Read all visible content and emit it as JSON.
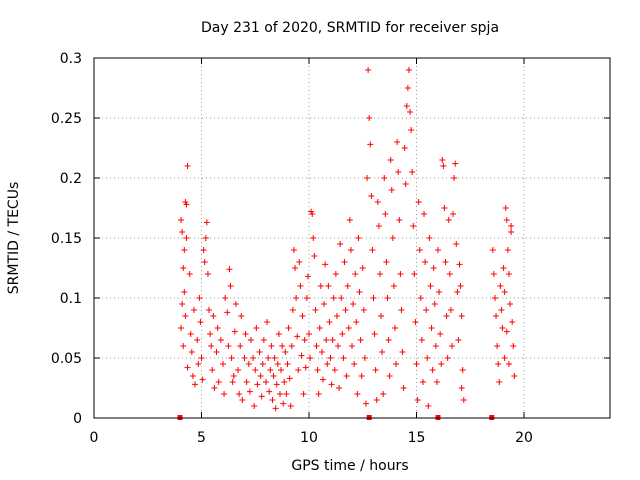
{
  "chart_data": {
    "type": "scatter",
    "title": "Day 231 of 2020, SRMTID for receiver spja",
    "xlabel": "GPS time / hours",
    "ylabel": "SRMTID / TECUs",
    "xlim": [
      0,
      24
    ],
    "ylim": [
      0,
      0.3
    ],
    "x_ticks": [
      0,
      5,
      10,
      15,
      20
    ],
    "y_ticks": [
      0,
      0.05,
      0.1,
      0.15,
      0.2,
      0.25,
      0.3
    ],
    "x_tick_labels": [
      "0",
      "5",
      "10",
      "15",
      "20"
    ],
    "y_tick_labels": [
      "0",
      "0.05",
      "0.1",
      "0.15",
      "0.2",
      "0.25",
      "0.3"
    ],
    "grid": true,
    "marker": "+",
    "color": "#ff0000",
    "series": [
      {
        "name": "SRMTID",
        "points": [
          [
            4.05,
            0.165
          ],
          [
            4.1,
            0.155
          ],
          [
            4.15,
            0.125
          ],
          [
            4.2,
            0.105
          ],
          [
            4.25,
            0.18
          ],
          [
            4.3,
            0.178
          ],
          [
            4.35,
            0.21
          ],
          [
            4.3,
            0.15
          ],
          [
            4.2,
            0.14
          ],
          [
            4.1,
            0.095
          ],
          [
            4.05,
            0.075
          ],
          [
            4.15,
            0.06
          ],
          [
            4.25,
            0.085
          ],
          [
            4.35,
            0.042
          ],
          [
            4.45,
            0.12
          ],
          [
            4.5,
            0.07
          ],
          [
            4.55,
            0.055
          ],
          [
            4.6,
            0.035
          ],
          [
            4.65,
            0.09
          ],
          [
            4.7,
            0.028
          ],
          [
            4.8,
            0.065
          ],
          [
            4.85,
            0.045
          ],
          [
            4.9,
            0.1
          ],
          [
            4.95,
            0.08
          ],
          [
            5.0,
            0.05
          ],
          [
            5.05,
            0.032
          ],
          [
            5.1,
            0.14
          ],
          [
            5.15,
            0.13
          ],
          [
            5.2,
            0.15
          ],
          [
            5.25,
            0.163
          ],
          [
            5.3,
            0.12
          ],
          [
            5.35,
            0.09
          ],
          [
            5.4,
            0.07
          ],
          [
            5.45,
            0.06
          ],
          [
            5.5,
            0.04
          ],
          [
            5.55,
            0.085
          ],
          [
            5.6,
            0.025
          ],
          [
            5.7,
            0.055
          ],
          [
            5.75,
            0.075
          ],
          [
            5.8,
            0.03
          ],
          [
            5.9,
            0.065
          ],
          [
            6.0,
            0.045
          ],
          [
            6.05,
            0.02
          ],
          [
            6.1,
            0.1
          ],
          [
            6.2,
            0.088
          ],
          [
            6.25,
            0.06
          ],
          [
            6.3,
            0.124
          ],
          [
            6.35,
            0.11
          ],
          [
            6.4,
            0.05
          ],
          [
            6.45,
            0.03
          ],
          [
            6.5,
            0.035
          ],
          [
            6.55,
            0.072
          ],
          [
            6.6,
            0.095
          ],
          [
            6.7,
            0.04
          ],
          [
            6.75,
            0.02
          ],
          [
            6.8,
            0.06
          ],
          [
            6.85,
            0.085
          ],
          [
            6.9,
            0.015
          ],
          [
            7.0,
            0.05
          ],
          [
            7.05,
            0.07
          ],
          [
            7.1,
            0.03
          ],
          [
            7.2,
            0.045
          ],
          [
            7.25,
            0.022
          ],
          [
            7.3,
            0.065
          ],
          [
            7.4,
            0.05
          ],
          [
            7.45,
            0.01
          ],
          [
            7.5,
            0.04
          ],
          [
            7.55,
            0.075
          ],
          [
            7.6,
            0.028
          ],
          [
            7.7,
            0.055
          ],
          [
            7.75,
            0.035
          ],
          [
            7.8,
            0.018
          ],
          [
            7.85,
            0.045
          ],
          [
            7.9,
            0.065
          ],
          [
            8.0,
            0.03
          ],
          [
            8.05,
            0.08
          ],
          [
            8.1,
            0.05
          ],
          [
            8.15,
            0.022
          ],
          [
            8.2,
            0.04
          ],
          [
            8.25,
            0.06
          ],
          [
            8.3,
            0.015
          ],
          [
            8.35,
            0.035
          ],
          [
            8.4,
            0.05
          ],
          [
            8.45,
            0.008
          ],
          [
            8.5,
            0.028
          ],
          [
            8.55,
            0.045
          ],
          [
            8.6,
            0.07
          ],
          [
            8.65,
            0.02
          ],
          [
            8.7,
            0.04
          ],
          [
            8.75,
            0.06
          ],
          [
            8.8,
            0.012
          ],
          [
            8.85,
            0.03
          ],
          [
            8.9,
            0.055
          ],
          [
            8.95,
            0.02
          ],
          [
            9.0,
            0.045
          ],
          [
            9.05,
            0.075
          ],
          [
            9.1,
            0.033
          ],
          [
            9.15,
            0.01
          ],
          [
            9.2,
            0.06
          ],
          [
            9.25,
            0.09
          ],
          [
            9.3,
            0.14
          ],
          [
            9.35,
            0.125
          ],
          [
            9.4,
            0.1
          ],
          [
            9.45,
            0.068
          ],
          [
            9.5,
            0.04
          ],
          [
            9.55,
            0.13
          ],
          [
            9.6,
            0.11
          ],
          [
            9.65,
            0.052
          ],
          [
            9.7,
            0.085
          ],
          [
            9.75,
            0.02
          ],
          [
            9.8,
            0.065
          ],
          [
            9.85,
            0.042
          ],
          [
            9.9,
            0.1
          ],
          [
            9.95,
            0.118
          ],
          [
            10.0,
            0.07
          ],
          [
            10.05,
            0.05
          ],
          [
            10.1,
            0.172
          ],
          [
            10.15,
            0.17
          ],
          [
            10.2,
            0.15
          ],
          [
            10.25,
            0.135
          ],
          [
            10.3,
            0.09
          ],
          [
            10.35,
            0.06
          ],
          [
            10.4,
            0.04
          ],
          [
            10.45,
            0.02
          ],
          [
            10.5,
            0.075
          ],
          [
            10.55,
            0.11
          ],
          [
            10.6,
            0.055
          ],
          [
            10.65,
            0.032
          ],
          [
            10.7,
            0.095
          ],
          [
            10.75,
            0.128
          ],
          [
            10.8,
            0.065
          ],
          [
            10.85,
            0.045
          ],
          [
            10.9,
            0.11
          ],
          [
            10.95,
            0.08
          ],
          [
            11.0,
            0.05
          ],
          [
            11.05,
            0.028
          ],
          [
            11.1,
            0.065
          ],
          [
            11.15,
            0.1
          ],
          [
            11.2,
            0.04
          ],
          [
            11.25,
            0.12
          ],
          [
            11.3,
            0.085
          ],
          [
            11.35,
            0.06
          ],
          [
            11.4,
            0.025
          ],
          [
            11.45,
            0.145
          ],
          [
            11.5,
            0.1
          ],
          [
            11.55,
            0.07
          ],
          [
            11.6,
            0.05
          ],
          [
            11.65,
            0.13
          ],
          [
            11.7,
            0.09
          ],
          [
            11.75,
            0.035
          ],
          [
            11.8,
            0.11
          ],
          [
            11.85,
            0.075
          ],
          [
            11.9,
            0.165
          ],
          [
            11.95,
            0.14
          ],
          [
            12.0,
            0.06
          ],
          [
            12.05,
            0.095
          ],
          [
            12.1,
            0.045
          ],
          [
            12.15,
            0.12
          ],
          [
            12.2,
            0.08
          ],
          [
            12.25,
            0.02
          ],
          [
            12.3,
            0.15
          ],
          [
            12.35,
            0.105
          ],
          [
            12.4,
            0.065
          ],
          [
            12.45,
            0.035
          ],
          [
            12.5,
            0.125
          ],
          [
            12.55,
            0.09
          ],
          [
            12.6,
            0.05
          ],
          [
            12.65,
            0.012
          ],
          [
            12.7,
            0.2
          ],
          [
            12.75,
            0.29
          ],
          [
            12.8,
            0.25
          ],
          [
            12.85,
            0.228
          ],
          [
            12.9,
            0.185
          ],
          [
            12.95,
            0.14
          ],
          [
            13.0,
            0.1
          ],
          [
            13.05,
            0.07
          ],
          [
            13.1,
            0.04
          ],
          [
            13.15,
            0.015
          ],
          [
            13.2,
            0.18
          ],
          [
            13.25,
            0.16
          ],
          [
            13.3,
            0.12
          ],
          [
            13.35,
            0.085
          ],
          [
            13.4,
            0.055
          ],
          [
            13.45,
            0.02
          ],
          [
            13.5,
            0.2
          ],
          [
            13.55,
            0.17
          ],
          [
            13.6,
            0.13
          ],
          [
            13.65,
            0.1
          ],
          [
            13.7,
            0.065
          ],
          [
            13.75,
            0.035
          ],
          [
            13.8,
            0.215
          ],
          [
            13.85,
            0.19
          ],
          [
            13.9,
            0.15
          ],
          [
            13.95,
            0.11
          ],
          [
            14.0,
            0.075
          ],
          [
            14.05,
            0.045
          ],
          [
            14.1,
            0.23
          ],
          [
            14.15,
            0.205
          ],
          [
            14.2,
            0.165
          ],
          [
            14.25,
            0.12
          ],
          [
            14.3,
            0.09
          ],
          [
            14.35,
            0.055
          ],
          [
            14.4,
            0.025
          ],
          [
            14.45,
            0.225
          ],
          [
            14.5,
            0.195
          ],
          [
            14.55,
            0.26
          ],
          [
            14.6,
            0.275
          ],
          [
            14.65,
            0.29
          ],
          [
            14.7,
            0.255
          ],
          [
            14.75,
            0.24
          ],
          [
            14.8,
            0.205
          ],
          [
            14.85,
            0.16
          ],
          [
            14.9,
            0.12
          ],
          [
            14.95,
            0.08
          ],
          [
            15.0,
            0.045
          ],
          [
            15.05,
            0.015
          ],
          [
            15.1,
            0.18
          ],
          [
            15.15,
            0.14
          ],
          [
            15.2,
            0.1
          ],
          [
            15.25,
            0.065
          ],
          [
            15.3,
            0.03
          ],
          [
            15.35,
            0.17
          ],
          [
            15.4,
            0.13
          ],
          [
            15.45,
            0.09
          ],
          [
            15.5,
            0.05
          ],
          [
            15.55,
            0.01
          ],
          [
            15.6,
            0.15
          ],
          [
            15.65,
            0.11
          ],
          [
            15.7,
            0.075
          ],
          [
            15.75,
            0.04
          ],
          [
            15.8,
            0.125
          ],
          [
            15.85,
            0.095
          ],
          [
            15.9,
            0.06
          ],
          [
            15.95,
            0.03
          ],
          [
            16.0,
            0.14
          ],
          [
            16.05,
            0.105
          ],
          [
            16.1,
            0.07
          ],
          [
            16.15,
            0.045
          ],
          [
            16.2,
            0.215
          ],
          [
            16.25,
            0.21
          ],
          [
            16.3,
            0.175
          ],
          [
            16.35,
            0.13
          ],
          [
            16.4,
            0.085
          ],
          [
            16.45,
            0.05
          ],
          [
            16.5,
            0.165
          ],
          [
            16.55,
            0.12
          ],
          [
            16.6,
            0.09
          ],
          [
            16.65,
            0.06
          ],
          [
            16.7,
            0.17
          ],
          [
            16.75,
            0.2
          ],
          [
            16.8,
            0.212
          ],
          [
            16.85,
            0.145
          ],
          [
            16.9,
            0.105
          ],
          [
            16.95,
            0.065
          ],
          [
            17.0,
            0.128
          ],
          [
            17.05,
            0.11
          ],
          [
            17.1,
            0.085
          ],
          [
            17.15,
            0.04
          ],
          [
            17.2,
            0.015
          ],
          [
            17.1,
            0.025
          ],
          [
            18.55,
            0.14
          ],
          [
            18.6,
            0.12
          ],
          [
            18.65,
            0.1
          ],
          [
            18.7,
            0.085
          ],
          [
            18.75,
            0.06
          ],
          [
            18.8,
            0.045
          ],
          [
            18.85,
            0.03
          ],
          [
            18.9,
            0.11
          ],
          [
            18.95,
            0.09
          ],
          [
            19.0,
            0.075
          ],
          [
            19.05,
            0.125
          ],
          [
            19.1,
            0.105
          ],
          [
            19.15,
            0.175
          ],
          [
            19.2,
            0.165
          ],
          [
            19.25,
            0.14
          ],
          [
            19.3,
            0.12
          ],
          [
            19.35,
            0.095
          ],
          [
            19.4,
            0.155
          ],
          [
            19.45,
            0.08
          ],
          [
            19.5,
            0.06
          ],
          [
            19.55,
            0.035
          ],
          [
            19.4,
            0.16
          ],
          [
            19.3,
            0.045
          ],
          [
            19.2,
            0.072
          ],
          [
            19.1,
            0.05
          ]
        ]
      }
    ],
    "baseline_markers": [
      {
        "x": 4.0,
        "y": 0
      },
      {
        "x": 12.8,
        "y": 0
      },
      {
        "x": 16.0,
        "y": 0
      },
      {
        "x": 18.5,
        "y": 0
      }
    ]
  }
}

== THE PROBLEM ==
Report how many lines of the records above contain the word "SRMTID", and give only that number.

== SOLUTION TO THE EXERCISE ==
3